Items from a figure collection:

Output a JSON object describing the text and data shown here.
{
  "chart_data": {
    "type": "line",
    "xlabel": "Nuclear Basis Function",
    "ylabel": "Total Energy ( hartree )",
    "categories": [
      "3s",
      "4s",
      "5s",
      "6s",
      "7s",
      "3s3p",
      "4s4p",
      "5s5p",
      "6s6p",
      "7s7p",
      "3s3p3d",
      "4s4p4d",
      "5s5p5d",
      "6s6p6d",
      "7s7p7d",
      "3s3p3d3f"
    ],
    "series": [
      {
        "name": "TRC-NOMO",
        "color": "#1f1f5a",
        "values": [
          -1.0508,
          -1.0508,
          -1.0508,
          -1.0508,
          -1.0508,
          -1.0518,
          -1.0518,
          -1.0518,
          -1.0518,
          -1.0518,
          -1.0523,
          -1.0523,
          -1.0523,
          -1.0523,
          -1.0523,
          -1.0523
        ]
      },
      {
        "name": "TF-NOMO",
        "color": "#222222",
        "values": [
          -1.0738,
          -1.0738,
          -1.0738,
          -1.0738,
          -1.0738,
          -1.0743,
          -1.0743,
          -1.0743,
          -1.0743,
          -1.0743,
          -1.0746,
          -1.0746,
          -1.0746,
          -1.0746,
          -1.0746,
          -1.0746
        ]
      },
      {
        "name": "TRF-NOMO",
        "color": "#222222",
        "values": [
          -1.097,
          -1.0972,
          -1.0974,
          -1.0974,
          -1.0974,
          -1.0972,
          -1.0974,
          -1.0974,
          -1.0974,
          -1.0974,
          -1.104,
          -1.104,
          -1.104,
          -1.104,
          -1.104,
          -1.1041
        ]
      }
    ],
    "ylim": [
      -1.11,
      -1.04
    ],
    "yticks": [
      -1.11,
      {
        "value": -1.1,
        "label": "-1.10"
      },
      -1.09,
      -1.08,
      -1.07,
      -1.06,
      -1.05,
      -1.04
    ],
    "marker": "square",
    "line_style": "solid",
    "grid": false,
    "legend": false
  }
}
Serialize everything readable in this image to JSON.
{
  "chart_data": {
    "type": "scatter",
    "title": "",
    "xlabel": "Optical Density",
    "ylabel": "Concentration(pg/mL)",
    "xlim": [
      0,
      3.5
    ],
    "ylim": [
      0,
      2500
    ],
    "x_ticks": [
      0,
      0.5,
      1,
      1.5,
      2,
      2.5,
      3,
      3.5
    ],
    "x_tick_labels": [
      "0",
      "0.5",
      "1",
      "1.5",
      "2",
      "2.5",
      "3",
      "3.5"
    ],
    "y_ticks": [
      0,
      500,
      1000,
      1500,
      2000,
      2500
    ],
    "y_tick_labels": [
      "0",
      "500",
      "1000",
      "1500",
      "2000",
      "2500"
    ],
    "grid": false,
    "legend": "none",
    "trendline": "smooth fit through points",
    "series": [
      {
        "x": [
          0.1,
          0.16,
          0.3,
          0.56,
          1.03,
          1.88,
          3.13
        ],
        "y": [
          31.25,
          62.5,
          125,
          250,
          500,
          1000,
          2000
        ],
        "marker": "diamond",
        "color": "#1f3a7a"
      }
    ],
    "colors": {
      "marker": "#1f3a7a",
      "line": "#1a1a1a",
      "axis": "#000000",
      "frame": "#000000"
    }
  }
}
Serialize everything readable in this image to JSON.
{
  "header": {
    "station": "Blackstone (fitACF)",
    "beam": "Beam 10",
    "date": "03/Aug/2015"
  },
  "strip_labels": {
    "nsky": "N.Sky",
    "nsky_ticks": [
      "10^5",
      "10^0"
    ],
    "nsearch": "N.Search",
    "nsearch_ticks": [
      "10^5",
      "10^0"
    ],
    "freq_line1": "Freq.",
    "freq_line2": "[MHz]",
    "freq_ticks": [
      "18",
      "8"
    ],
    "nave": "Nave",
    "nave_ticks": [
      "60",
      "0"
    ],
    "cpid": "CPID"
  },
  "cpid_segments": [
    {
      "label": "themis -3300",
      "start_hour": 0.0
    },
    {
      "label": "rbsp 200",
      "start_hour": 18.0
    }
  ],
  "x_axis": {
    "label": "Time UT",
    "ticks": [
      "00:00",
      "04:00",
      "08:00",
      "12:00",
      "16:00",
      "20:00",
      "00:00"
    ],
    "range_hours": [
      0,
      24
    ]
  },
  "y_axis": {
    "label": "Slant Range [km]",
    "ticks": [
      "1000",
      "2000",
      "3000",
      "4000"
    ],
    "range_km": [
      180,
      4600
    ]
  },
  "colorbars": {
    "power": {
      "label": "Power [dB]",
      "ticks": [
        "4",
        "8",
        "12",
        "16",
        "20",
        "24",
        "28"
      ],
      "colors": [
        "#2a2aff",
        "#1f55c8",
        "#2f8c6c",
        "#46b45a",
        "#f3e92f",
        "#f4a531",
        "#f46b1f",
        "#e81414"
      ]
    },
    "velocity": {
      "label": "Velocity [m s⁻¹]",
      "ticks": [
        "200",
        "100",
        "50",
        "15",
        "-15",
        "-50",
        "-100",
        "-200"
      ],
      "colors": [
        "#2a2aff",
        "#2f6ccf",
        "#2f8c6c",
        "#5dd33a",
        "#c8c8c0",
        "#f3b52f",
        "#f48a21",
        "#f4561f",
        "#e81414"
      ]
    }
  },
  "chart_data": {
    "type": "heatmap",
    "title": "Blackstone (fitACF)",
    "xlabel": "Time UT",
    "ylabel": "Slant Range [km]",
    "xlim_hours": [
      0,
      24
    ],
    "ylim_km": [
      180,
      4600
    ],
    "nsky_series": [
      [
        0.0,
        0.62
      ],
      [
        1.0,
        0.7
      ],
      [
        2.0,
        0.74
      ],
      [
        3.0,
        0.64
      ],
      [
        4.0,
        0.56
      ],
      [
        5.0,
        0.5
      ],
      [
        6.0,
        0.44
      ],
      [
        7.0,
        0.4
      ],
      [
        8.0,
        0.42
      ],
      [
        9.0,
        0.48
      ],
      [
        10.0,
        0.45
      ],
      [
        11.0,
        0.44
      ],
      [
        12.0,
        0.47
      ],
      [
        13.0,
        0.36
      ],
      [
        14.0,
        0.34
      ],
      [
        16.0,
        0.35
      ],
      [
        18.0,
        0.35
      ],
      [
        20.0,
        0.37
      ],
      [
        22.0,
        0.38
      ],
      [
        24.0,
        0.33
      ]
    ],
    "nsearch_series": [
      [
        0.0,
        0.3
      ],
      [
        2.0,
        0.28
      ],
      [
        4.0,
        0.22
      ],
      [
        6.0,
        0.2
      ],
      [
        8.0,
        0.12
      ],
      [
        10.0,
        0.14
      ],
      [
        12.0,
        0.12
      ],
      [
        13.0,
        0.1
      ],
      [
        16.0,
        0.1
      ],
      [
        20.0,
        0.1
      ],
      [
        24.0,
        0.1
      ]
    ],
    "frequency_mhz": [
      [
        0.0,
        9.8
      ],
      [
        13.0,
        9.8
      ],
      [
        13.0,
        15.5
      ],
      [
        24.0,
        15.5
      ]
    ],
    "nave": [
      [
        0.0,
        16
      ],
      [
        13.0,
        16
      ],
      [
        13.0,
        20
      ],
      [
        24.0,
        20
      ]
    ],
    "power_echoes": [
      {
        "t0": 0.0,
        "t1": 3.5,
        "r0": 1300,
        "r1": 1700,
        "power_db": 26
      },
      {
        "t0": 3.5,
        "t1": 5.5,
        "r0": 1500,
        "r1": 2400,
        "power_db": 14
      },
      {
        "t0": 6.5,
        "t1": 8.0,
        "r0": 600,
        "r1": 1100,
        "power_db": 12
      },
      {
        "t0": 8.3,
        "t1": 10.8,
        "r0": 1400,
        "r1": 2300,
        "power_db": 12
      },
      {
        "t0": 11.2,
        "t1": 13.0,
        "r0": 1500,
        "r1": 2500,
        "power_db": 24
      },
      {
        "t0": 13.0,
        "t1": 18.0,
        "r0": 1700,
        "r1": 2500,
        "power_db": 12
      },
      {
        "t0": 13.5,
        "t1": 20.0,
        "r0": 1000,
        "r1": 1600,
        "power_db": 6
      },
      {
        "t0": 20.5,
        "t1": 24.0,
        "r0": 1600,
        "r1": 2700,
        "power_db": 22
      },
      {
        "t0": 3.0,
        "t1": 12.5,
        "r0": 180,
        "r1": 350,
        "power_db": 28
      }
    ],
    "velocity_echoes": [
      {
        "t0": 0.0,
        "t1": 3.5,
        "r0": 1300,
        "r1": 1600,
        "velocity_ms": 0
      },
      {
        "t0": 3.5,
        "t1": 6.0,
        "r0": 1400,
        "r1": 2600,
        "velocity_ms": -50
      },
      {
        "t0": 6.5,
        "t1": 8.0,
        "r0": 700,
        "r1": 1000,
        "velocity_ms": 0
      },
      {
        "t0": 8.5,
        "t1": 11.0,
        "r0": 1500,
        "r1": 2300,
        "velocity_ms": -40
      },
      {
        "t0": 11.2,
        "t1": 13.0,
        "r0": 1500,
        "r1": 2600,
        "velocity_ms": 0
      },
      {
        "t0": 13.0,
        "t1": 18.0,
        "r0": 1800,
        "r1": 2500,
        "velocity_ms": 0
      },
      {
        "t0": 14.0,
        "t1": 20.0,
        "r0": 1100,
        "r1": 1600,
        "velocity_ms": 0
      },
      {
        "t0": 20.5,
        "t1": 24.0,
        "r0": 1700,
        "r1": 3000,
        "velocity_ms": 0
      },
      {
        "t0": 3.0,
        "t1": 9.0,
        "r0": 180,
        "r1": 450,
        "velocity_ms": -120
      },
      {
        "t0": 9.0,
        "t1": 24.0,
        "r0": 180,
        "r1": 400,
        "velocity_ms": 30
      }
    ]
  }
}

Work required:
Leave out every line without the string "name" and copy the rest.

Completed task:
        "name": "TRC-NOMO",
        "name": "TF-NOMO",
        "name": "TRF-NOMO",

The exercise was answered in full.